(Reading passage)

Figure 9: Two-dimensional UMAP embeddings using the original ISIC-2016 training set (left) consisting of 900 samples (benign shown in blue and malignant in orange) and with additional synthesized malignant data samples (shown in green) consisting of a total 1627 samples (right).

Discussion.  With a training set consisting of only 1627 images, our proposed MelaNet approach is able to achieve improved performance. This better performance is largely due to the fact that by leveraging the inter-class variation in medical images, the mapping between the source and target distribution for conditional image synthesis can be easily learned. Moreover, it is much easier to generate target images given prior information, rather than generating from noise which often results in training instability and artifacts [32]. It is important to note that even though image-to-image translation schemes are considered to hallucinate images by adding or removing image features [12], we showed that in our scheme the partition of the inter-classes does not result in a bias or unwanted feature hallucination. Figure 10 shows the benign lesions sampled from the ISIC-2016 training set, which are translated to malignant samples using MelaNet. As can be seen, the benign and the corresponding synthesized malignant images have a high degree of visual similarity. This is largely due to the nature of the dataset, which is known to have a low inter-class variation.

In the synthetic minority over-sampling technique (SMOTE), when drawing random observations from its k-nearest neighbors, it is possible that a “border point” or an observation very close to the decision boundary may be selected, resulting in synthetically-generated observations lying too close to the decision boundary, and as a result the performance of the classifier may be degraded. The advantage of our approach over SMOTE is that we learn a transformation between a source and a target domain by solving an optimization problem in order to determine two bijective mappings. This enables the generator to synthesize observations, which help improve the classification performance while learning the transformation/decision boundary.

Figure 10: Sample benign images from the ISIC-2016 dataset that are translated to malignant images using the proposed approach. Notice that the synthesized images display a reasonably good visual quality.

(End Reading passage)
(Excerpted records)

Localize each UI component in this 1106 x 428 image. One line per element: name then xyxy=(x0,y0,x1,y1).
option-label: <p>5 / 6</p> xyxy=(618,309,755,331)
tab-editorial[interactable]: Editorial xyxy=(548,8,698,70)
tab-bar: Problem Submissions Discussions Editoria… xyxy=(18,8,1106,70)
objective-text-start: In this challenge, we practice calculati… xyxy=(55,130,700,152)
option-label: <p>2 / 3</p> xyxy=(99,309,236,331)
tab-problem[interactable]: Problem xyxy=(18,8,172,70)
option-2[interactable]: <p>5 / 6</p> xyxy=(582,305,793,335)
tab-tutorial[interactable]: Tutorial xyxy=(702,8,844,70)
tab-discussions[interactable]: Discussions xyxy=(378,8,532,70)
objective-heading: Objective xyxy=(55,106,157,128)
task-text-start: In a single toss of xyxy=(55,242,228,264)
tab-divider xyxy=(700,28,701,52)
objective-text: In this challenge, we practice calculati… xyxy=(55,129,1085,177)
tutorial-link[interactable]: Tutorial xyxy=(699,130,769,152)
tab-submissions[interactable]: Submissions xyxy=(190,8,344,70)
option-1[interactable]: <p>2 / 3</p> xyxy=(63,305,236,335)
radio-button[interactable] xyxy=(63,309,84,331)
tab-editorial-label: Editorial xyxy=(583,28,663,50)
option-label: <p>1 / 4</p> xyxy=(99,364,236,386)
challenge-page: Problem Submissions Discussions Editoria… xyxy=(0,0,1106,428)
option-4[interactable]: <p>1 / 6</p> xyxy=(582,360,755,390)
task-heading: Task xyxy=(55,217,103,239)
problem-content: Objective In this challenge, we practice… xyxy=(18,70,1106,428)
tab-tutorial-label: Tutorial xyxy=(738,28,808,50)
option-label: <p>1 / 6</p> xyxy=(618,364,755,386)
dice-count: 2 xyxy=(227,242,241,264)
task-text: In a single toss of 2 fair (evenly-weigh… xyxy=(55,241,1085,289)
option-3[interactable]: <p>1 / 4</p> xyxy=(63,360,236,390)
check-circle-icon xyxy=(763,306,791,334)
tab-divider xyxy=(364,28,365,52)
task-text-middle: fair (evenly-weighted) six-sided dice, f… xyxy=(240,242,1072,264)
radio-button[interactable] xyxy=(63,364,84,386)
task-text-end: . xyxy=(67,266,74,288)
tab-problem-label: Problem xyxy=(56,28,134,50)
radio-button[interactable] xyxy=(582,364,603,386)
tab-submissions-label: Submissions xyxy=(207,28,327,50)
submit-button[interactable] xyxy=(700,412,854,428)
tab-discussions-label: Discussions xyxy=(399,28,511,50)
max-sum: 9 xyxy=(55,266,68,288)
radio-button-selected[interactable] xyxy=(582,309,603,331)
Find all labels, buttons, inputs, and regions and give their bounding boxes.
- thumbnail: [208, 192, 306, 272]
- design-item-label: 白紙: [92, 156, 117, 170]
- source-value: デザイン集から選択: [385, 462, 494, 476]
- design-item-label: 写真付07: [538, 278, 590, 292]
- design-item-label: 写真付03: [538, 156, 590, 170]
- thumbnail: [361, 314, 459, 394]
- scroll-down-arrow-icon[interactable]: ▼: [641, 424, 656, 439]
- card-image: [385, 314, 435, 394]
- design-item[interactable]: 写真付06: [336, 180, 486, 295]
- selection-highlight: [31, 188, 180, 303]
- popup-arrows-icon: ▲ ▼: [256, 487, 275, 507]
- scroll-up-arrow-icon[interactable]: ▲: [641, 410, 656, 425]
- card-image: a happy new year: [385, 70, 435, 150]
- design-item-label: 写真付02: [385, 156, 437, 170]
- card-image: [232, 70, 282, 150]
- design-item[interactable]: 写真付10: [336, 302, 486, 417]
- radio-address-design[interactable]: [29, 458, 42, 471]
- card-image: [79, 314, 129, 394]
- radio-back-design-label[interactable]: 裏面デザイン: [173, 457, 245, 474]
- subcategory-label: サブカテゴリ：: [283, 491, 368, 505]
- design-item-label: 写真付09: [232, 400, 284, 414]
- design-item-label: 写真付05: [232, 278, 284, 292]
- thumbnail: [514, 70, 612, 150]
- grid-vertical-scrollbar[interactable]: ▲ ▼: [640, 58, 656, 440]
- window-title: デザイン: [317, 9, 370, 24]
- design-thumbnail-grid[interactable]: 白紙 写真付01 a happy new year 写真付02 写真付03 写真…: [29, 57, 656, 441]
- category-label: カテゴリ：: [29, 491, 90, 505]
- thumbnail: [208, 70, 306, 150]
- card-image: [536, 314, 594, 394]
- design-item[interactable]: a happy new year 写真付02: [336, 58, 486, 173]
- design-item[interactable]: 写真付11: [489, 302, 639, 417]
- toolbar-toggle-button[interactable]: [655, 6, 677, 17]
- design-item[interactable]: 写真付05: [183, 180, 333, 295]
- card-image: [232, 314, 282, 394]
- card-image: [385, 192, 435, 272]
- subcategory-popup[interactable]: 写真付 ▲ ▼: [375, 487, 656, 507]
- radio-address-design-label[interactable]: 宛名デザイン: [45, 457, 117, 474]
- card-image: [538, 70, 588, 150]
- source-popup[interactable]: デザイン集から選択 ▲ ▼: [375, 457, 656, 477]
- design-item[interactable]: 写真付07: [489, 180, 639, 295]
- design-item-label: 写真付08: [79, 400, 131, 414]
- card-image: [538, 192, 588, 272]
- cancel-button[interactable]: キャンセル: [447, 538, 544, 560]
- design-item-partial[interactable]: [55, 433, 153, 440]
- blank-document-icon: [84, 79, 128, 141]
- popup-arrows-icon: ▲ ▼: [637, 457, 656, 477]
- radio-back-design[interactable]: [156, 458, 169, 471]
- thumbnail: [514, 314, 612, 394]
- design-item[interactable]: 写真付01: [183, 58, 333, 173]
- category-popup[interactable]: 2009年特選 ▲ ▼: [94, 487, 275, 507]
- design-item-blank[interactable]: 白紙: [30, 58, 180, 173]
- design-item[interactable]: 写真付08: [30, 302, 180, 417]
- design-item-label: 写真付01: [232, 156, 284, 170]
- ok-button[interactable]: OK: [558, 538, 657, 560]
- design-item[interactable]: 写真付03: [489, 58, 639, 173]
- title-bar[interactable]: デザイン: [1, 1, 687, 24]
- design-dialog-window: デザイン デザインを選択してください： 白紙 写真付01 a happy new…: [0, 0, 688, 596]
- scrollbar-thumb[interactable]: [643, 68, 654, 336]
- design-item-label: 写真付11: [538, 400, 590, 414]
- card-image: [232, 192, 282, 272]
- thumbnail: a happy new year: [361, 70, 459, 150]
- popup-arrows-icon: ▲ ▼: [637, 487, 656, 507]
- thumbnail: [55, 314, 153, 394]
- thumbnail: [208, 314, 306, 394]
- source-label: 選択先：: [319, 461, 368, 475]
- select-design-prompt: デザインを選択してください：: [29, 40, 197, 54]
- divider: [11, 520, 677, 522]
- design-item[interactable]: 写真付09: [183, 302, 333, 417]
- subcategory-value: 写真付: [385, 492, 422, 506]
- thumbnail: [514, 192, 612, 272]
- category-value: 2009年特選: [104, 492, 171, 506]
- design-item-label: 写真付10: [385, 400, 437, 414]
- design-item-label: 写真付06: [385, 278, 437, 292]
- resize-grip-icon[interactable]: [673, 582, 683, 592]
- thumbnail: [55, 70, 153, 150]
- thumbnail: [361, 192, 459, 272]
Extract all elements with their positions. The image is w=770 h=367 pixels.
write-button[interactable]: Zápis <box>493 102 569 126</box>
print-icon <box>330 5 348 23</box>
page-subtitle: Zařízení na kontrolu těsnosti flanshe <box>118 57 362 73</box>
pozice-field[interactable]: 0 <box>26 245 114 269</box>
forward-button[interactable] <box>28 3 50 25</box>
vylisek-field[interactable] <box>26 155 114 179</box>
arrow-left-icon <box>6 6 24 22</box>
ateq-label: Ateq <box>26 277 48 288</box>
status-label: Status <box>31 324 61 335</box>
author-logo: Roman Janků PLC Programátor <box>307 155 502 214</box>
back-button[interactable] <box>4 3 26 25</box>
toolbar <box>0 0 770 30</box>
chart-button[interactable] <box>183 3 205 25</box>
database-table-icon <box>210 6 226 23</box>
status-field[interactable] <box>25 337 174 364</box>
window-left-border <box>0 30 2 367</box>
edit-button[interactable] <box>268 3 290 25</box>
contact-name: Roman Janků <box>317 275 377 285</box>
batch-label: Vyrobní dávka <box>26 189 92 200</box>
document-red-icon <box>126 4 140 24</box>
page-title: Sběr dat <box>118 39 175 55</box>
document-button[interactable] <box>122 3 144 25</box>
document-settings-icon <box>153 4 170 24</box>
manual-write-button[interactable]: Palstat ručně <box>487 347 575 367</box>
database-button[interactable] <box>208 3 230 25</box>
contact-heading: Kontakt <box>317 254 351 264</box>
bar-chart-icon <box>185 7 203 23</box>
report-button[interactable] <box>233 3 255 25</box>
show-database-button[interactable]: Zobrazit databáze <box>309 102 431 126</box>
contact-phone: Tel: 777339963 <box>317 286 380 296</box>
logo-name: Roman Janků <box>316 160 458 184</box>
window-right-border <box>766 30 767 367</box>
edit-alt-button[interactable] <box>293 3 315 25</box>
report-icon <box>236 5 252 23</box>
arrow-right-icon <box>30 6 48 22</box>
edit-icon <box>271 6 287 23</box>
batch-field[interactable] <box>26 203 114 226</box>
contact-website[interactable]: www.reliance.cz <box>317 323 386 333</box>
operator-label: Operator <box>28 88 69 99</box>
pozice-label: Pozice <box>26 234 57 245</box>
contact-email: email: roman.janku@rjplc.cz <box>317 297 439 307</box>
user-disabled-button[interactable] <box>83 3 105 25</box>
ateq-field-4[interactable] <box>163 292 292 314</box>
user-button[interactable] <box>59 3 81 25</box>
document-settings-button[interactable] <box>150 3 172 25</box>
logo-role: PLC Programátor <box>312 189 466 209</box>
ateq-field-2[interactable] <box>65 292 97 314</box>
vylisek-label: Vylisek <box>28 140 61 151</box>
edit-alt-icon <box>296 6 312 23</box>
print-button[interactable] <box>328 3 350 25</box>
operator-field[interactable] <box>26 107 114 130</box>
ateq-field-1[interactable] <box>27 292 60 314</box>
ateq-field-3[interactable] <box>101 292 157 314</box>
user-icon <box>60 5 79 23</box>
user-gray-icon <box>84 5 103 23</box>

(End Excerpted records)

### Set of tasks:
**A)** Retype everything from "Figure 9: Two-dimensional" down to "1627 samples (right)." in the MelaNet passage.
**B)** Write what comes next in the MelaNet passage, picking up right after its last sentence.

### Results:
**A)**
Figure 9: Two-dimensional UMAP embeddings using the original ISIC-2016 training set (left) consisting of 900 samples (benign shown in blue and malignant in orange) and with additional synthesized malignant data samples (shown in green) consisting of a total 1627 samples (right).

**B)**
In order to gain a deeper insight on the performance of the proposed approach, we sample all the original benign lesions and a subset of the synthesized malignant lesions, consisting of 727 and 10 samples, respectively. For the benign group of images, the proposed MelaNet model yields a sensitivity score of 89%, with 77 misclassified images. By contrast, a 100% sensitivity score is obtained when performing predictions on the synthesized malignant group of images. In addition, the F-score values for MelaNet on the benign and synthesized malignant groups are 94% and 21%, respectively.

4 Conclusion

In this paper, we proposed a two-stage framework for melanoma detection. The first stage addresses the problem of data scarcity and class imbalance by formulating inter-class variation as conditional image synthesis for over-sampling in order to synthesize under-represented class samples (e.g. melanoma from non-melanoma lesions). The newly synthesized samples are then used as additional data to train a deep convolutional neural network by minimizing the focal loss function, which assists the classifier in learning from hard examples. We demonstrate through extensive experiments that the proposed MelaNet approach improves sensitivity by a margin of 13.10% and the AUC by 0.78% from only 1627 dermoscopy images compared to the baseline methods on the ISIC-2016 dataset. For future work directions, we plan to address the multi-class classification problem, which requires an independent generative model for each domain, leading to prohibitive computational overhead for adversarial training. We also intend to apply our method to other medical imaging modalities.